Return the full material exactly.

[START TASK DATA]

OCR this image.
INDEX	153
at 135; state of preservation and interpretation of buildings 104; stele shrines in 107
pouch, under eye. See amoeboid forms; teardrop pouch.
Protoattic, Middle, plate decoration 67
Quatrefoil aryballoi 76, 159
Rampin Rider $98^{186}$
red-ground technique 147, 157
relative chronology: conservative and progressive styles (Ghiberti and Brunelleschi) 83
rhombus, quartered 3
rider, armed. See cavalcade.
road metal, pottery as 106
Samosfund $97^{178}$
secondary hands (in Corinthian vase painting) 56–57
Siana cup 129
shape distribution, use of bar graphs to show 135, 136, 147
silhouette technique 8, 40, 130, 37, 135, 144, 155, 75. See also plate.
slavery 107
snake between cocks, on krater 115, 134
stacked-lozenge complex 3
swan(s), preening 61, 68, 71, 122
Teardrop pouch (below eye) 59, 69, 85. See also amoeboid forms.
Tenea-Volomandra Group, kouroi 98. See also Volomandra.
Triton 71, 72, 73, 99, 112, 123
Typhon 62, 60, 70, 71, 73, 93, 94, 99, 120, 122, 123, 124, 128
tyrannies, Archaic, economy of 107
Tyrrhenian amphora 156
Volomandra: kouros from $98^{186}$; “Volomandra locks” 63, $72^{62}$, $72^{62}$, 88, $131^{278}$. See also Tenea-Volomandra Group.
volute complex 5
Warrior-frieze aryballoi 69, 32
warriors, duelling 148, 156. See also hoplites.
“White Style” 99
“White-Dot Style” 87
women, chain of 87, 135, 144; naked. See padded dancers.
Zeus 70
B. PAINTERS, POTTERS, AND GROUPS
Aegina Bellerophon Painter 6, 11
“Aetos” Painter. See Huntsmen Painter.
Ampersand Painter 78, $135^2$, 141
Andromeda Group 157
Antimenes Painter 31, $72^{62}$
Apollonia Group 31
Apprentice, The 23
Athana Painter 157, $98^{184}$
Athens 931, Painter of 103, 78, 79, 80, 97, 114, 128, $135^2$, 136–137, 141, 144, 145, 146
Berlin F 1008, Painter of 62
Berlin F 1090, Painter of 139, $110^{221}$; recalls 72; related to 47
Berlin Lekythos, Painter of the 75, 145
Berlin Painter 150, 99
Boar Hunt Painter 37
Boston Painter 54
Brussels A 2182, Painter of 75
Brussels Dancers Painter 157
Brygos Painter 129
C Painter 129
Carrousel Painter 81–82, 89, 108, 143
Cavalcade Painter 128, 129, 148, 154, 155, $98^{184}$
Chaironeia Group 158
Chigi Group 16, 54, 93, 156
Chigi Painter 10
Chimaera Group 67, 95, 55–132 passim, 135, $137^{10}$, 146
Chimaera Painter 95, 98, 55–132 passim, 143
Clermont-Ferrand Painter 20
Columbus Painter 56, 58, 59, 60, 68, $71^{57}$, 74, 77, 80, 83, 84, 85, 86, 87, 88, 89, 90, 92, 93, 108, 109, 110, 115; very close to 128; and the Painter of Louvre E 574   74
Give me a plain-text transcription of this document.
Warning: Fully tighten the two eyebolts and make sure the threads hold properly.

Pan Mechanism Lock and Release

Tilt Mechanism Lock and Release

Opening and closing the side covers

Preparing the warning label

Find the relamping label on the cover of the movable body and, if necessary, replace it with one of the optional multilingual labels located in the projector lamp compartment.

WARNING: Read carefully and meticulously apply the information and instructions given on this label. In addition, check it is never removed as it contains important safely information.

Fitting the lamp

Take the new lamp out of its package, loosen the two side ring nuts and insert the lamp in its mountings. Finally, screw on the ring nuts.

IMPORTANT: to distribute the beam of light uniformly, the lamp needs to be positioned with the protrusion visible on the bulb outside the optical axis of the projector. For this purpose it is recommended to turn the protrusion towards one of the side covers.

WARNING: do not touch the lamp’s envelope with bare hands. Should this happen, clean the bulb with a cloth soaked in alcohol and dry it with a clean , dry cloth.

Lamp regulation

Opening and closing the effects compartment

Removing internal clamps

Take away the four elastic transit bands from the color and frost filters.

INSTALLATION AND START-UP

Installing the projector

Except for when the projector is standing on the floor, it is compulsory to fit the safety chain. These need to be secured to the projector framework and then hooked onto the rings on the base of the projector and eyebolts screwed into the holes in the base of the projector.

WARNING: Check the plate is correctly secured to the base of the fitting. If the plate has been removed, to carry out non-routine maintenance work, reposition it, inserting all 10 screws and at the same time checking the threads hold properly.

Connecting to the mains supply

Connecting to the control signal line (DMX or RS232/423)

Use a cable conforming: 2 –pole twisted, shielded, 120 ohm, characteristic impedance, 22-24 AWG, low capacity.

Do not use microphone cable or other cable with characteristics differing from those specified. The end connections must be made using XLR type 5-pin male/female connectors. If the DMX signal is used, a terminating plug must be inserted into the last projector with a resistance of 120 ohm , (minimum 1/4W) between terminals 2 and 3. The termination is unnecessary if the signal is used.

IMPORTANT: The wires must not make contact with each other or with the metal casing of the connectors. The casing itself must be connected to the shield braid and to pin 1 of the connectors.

[END TASK DATA]

> COMPLETE ANSWER:
OCR this image.
INDEX	153
at 135; state of preservation and interpretation of buildings 104; stele shrines in 107
pouch, under eye. See amoeboid forms; teardrop pouch.
Protoattic, Middle, plate decoration 67
Quatrefoil aryballoi 76, 159
Rampin Rider $98^{186}$
red-ground technique 147, 157
relative chronology: conservative and progressive styles (Ghiberti and Brunelleschi) 83
rhombus, quartered 3
rider, armed. See cavalcade.
road metal, pottery as 106
Samosfund $97^{178}$
secondary hands (in Corinthian vase painting) 56–57
Siana cup 129
shape distribution, use of bar graphs to show 135, 136, 147
silhouette technique 8, 40, 130, 37, 135, 144, 155, 75. See also plate.
slavery 107
snake between cocks, on krater 115, 134
stacked-lozenge complex 3
swan(s), preening 61, 68, 71, 122
Teardrop pouch (below eye) 59, 69, 85. See also amoeboid forms.
Tenea-Volomandra Group, kouroi 98. See also Volomandra.
Triton 71, 72, 73, 99, 112, 123
Typhon 62, 60, 70, 71, 73, 93, 94, 99, 120, 122, 123, 124, 128
tyrannies, Archaic, economy of 107
Tyrrhenian amphora 156
Volomandra: kouros from $98^{186}$; “Volomandra locks” 63, $72^{62}$, $72^{62}$, 88, $131^{278}$. See also Tenea-Volomandra Group.
volute complex 5
Warrior-frieze aryballoi 69, 32
warriors, duelling 148, 156. See also hoplites.
“White Style” 99
“White-Dot Style” 87
women, chain of 87, 135, 144; naked. See padded dancers.
Zeus 70
B. PAINTERS, POTTERS, AND GROUPS
Aegina Bellerophon Painter 6, 11
“Aetos” Painter. See Huntsmen Painter.
Ampersand Painter 78, $135^2$, 141
Andromeda Group 157
Antimenes Painter 31, $72^{62}$
Apollonia Group 31
Apprentice, The 23
Athana Painter 157, $98^{184}$
Athens 931, Painter of 103, 78, 79, 80, 97, 114, 128, $135^2$, 136–137, 141, 144, 145, 146
Berlin F 1008, Painter of 62
Berlin F 1090, Painter of 139, $110^{221}$; recalls 72; related to 47
Berlin Lekythos, Painter of the 75, 145
Berlin Painter 150, 99
Boar Hunt Painter 37
Boston Painter 54
Brussels A 2182, Painter of 75
Brussels Dancers Painter 157
Brygos Painter 129
C Painter 129
Carrousel Painter 81–82, 89, 108, 143
Cavalcade Painter 128, 129, 148, 154, 155, $98^{184}$
Chaironeia Group 158
Chigi Group 16, 54, 93, 156
Chigi Painter 10
Chimaera Group 67, 95, 55–132 passim, 135, $137^{10}$, 146
Chimaera Painter 95, 98, 55–132 passim, 143
Clermont-Ferrand Painter 20
Columbus Painter 56, 58, 59, 60, 68, $71^{57}$, 74, 77, 80, 83, 84, 85, 86, 87, 88, 89, 90, 92, 93, 108, 109, 110, 115; very close to 128; and the Painter of Louvre E 574   74
Give me a plain-text transcription of this document.
Warning: Fully tighten the two eyebolts and make sure the threads hold properly.

Pan Mechanism Lock and Release

Tilt Mechanism Lock and Release

Opening and closing the side covers

Preparing the warning label

Find the relamping label on the cover of the movable body and, if necessary, replace it with one of the optional multilingual labels located in the projector lamp compartment.

WARNING: Read carefully and meticulously apply the information and instructions given on this label. In addition, check it is never removed as it contains important safely information.

Fitting the lamp

Take the new lamp out of its package, loosen the two side ring nuts and insert the lamp in its mountings. Finally, screw on the ring nuts.

IMPORTANT: to distribute the beam of light uniformly, the lamp needs to be positioned with the protrusion visible on the bulb outside the optical axis of the projector. For this purpose it is recommended to turn the protrusion towards one of the side covers.

WARNING: do not touch the lamp’s envelope with bare hands. Should this happen, clean the bulb with a cloth soaked in alcohol and dry it with a clean , dry cloth.

Lamp regulation

Opening and closing the effects compartment

Removing internal clamps

Take away the four elastic transit bands from the color and frost filters.

INSTALLATION AND START-UP

Installing the projector

Except for when the projector is standing on the floor, it is compulsory to fit the safety chain. These need to be secured to the projector framework and then hooked onto the rings on the base of the projector and eyebolts screwed into the holes in the base of the projector.

WARNING: Check the plate is correctly secured to the base of the fitting. If the plate has been removed, to carry out non-routine maintenance work, reposition it, inserting all 10 screws and at the same time checking the threads hold properly.

Connecting to the mains supply

Connecting to the control signal line (DMX or RS232/423)

Use a cable conforming: 2 –pole twisted, shielded, 120 ohm, characteristic impedance, 22-24 AWG, low capacity.

Do not use microphone cable or other cable with characteristics differing from those specified. The end connections must be made using XLR type 5-pin male/female connectors. If the DMX signal is used, a terminating plug must be inserted into the last projector with a resistance of 120 ohm , (minimum 1/4W) between terminals 2 and 3. The termination is unnecessary if the signal is used.

IMPORTANT: The wires must not make contact with each other or with the metal casing of the connectors. The casing itself must be connected to the shield braid and to pin 1 of the connectors.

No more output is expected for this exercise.